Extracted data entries
———

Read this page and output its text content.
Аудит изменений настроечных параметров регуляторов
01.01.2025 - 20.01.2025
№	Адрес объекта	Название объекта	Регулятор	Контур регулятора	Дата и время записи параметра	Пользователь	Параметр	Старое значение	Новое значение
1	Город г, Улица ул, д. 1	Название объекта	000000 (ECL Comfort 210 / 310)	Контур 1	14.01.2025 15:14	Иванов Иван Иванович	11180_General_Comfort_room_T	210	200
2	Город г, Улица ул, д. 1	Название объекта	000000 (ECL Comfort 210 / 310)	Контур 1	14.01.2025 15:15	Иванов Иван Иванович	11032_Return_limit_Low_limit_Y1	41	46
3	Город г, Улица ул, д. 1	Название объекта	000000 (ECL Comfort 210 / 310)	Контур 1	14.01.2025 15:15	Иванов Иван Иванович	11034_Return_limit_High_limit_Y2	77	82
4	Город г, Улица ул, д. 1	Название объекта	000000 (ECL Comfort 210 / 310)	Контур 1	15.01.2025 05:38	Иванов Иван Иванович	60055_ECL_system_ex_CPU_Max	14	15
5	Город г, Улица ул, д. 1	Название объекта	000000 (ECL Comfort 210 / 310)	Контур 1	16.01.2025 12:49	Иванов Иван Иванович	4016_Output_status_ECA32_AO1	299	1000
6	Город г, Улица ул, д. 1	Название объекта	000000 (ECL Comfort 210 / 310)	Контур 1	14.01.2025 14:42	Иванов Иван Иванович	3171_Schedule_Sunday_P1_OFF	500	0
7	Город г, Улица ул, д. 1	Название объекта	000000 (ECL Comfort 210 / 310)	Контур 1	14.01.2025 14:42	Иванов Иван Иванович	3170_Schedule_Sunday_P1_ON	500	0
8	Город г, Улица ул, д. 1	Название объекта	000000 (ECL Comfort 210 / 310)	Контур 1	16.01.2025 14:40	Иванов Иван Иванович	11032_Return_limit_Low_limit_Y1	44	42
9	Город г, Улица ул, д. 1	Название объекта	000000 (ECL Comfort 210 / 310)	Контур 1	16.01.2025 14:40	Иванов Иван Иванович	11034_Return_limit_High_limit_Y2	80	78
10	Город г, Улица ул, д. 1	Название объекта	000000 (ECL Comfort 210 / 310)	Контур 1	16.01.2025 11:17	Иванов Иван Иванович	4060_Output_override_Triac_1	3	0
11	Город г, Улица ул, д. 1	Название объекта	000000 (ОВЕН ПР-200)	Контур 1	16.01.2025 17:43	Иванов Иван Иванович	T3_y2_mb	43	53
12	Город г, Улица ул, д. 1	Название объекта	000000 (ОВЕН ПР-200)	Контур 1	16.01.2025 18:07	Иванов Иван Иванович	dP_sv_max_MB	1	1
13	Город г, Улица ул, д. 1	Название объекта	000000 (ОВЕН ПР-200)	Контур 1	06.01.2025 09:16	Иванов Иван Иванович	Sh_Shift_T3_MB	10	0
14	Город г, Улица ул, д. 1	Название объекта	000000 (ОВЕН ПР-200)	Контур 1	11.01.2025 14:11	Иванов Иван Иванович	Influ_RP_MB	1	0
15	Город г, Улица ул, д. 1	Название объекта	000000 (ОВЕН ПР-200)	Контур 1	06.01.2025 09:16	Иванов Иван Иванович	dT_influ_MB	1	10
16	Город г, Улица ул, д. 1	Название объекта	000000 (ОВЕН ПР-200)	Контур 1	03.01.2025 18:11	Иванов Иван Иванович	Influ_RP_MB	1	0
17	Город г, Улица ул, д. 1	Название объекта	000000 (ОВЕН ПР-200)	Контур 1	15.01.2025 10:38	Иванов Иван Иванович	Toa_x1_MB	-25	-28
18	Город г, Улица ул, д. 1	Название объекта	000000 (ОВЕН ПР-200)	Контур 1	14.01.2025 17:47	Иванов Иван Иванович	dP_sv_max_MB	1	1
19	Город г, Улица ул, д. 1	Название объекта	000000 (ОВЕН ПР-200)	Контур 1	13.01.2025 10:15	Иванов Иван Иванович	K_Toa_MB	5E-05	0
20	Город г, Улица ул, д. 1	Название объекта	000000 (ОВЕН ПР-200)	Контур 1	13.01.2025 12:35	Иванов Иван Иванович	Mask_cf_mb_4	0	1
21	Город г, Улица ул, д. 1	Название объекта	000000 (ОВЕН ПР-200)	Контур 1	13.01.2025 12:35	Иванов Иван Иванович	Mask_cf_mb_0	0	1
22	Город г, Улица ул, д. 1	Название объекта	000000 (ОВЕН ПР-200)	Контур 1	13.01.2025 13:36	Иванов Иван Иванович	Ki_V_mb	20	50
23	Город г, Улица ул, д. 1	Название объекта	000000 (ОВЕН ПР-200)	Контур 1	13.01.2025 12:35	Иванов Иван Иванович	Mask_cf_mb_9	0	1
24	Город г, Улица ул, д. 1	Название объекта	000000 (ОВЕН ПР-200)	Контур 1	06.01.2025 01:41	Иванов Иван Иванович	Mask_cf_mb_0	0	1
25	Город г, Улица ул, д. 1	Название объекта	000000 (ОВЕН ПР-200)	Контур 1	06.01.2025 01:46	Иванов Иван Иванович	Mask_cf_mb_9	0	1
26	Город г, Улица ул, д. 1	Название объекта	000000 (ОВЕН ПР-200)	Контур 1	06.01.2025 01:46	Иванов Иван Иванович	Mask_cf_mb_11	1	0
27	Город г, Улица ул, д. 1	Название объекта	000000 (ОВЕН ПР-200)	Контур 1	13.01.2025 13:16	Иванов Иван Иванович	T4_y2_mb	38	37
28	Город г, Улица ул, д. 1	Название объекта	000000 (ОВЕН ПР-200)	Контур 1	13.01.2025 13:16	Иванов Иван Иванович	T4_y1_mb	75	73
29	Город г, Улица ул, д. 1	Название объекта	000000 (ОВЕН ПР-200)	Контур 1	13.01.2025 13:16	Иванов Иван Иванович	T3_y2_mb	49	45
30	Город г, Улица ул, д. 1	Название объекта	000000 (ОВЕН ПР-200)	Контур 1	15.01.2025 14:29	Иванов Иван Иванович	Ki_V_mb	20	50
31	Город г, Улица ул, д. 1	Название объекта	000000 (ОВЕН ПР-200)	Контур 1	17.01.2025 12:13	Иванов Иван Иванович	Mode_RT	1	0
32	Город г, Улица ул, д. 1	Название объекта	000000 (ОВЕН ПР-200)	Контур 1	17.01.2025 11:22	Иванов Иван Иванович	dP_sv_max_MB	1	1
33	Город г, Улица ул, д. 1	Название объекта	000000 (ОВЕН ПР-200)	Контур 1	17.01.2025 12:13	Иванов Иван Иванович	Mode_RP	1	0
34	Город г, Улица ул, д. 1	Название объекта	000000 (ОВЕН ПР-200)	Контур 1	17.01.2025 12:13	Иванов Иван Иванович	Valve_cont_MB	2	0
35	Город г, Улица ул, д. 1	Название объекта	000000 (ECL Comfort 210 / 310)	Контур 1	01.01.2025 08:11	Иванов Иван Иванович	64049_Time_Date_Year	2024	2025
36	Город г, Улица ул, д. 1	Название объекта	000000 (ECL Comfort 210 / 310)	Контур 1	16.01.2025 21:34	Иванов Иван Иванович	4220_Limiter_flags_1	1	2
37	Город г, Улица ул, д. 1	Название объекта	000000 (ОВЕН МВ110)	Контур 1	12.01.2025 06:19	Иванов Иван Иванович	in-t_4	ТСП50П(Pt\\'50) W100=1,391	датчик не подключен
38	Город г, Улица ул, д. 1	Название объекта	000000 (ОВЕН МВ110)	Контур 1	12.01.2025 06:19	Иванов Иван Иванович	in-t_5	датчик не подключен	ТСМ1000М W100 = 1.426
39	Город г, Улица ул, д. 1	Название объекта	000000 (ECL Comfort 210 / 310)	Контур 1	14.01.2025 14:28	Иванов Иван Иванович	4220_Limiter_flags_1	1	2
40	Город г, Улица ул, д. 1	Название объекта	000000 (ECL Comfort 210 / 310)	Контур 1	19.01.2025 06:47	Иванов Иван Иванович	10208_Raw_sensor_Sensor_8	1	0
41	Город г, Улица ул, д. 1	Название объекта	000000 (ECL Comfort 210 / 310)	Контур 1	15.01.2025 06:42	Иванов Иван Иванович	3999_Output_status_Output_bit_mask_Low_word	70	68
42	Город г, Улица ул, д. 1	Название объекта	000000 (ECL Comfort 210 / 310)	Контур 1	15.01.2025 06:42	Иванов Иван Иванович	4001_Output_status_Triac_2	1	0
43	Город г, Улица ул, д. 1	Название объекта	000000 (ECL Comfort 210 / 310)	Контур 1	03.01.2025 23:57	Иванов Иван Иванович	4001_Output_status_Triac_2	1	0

———

▶ Goal of the exercise:
Gather up every line from the listing above in which the word "подключен" occurs.

▶ Solution to this exercise:
37	Город г, Улица ул, д. 1	Название объекта	000000 (ОВЕН МВ110)	Контур 1	12.01.2025 06:19	Иванов Иван Иванович	in-t_4	ТСП50П(Pt\\'50) W100=1,391	датчик не подключен
38	Город г, Улица ул, д. 1	Название объекта	000000 (ОВЕН МВ110)	Контур 1	12.01.2025 06:19	Иванов Иван Иванович	in-t_5	датчик не подключен	ТСМ1000М W100 = 1.426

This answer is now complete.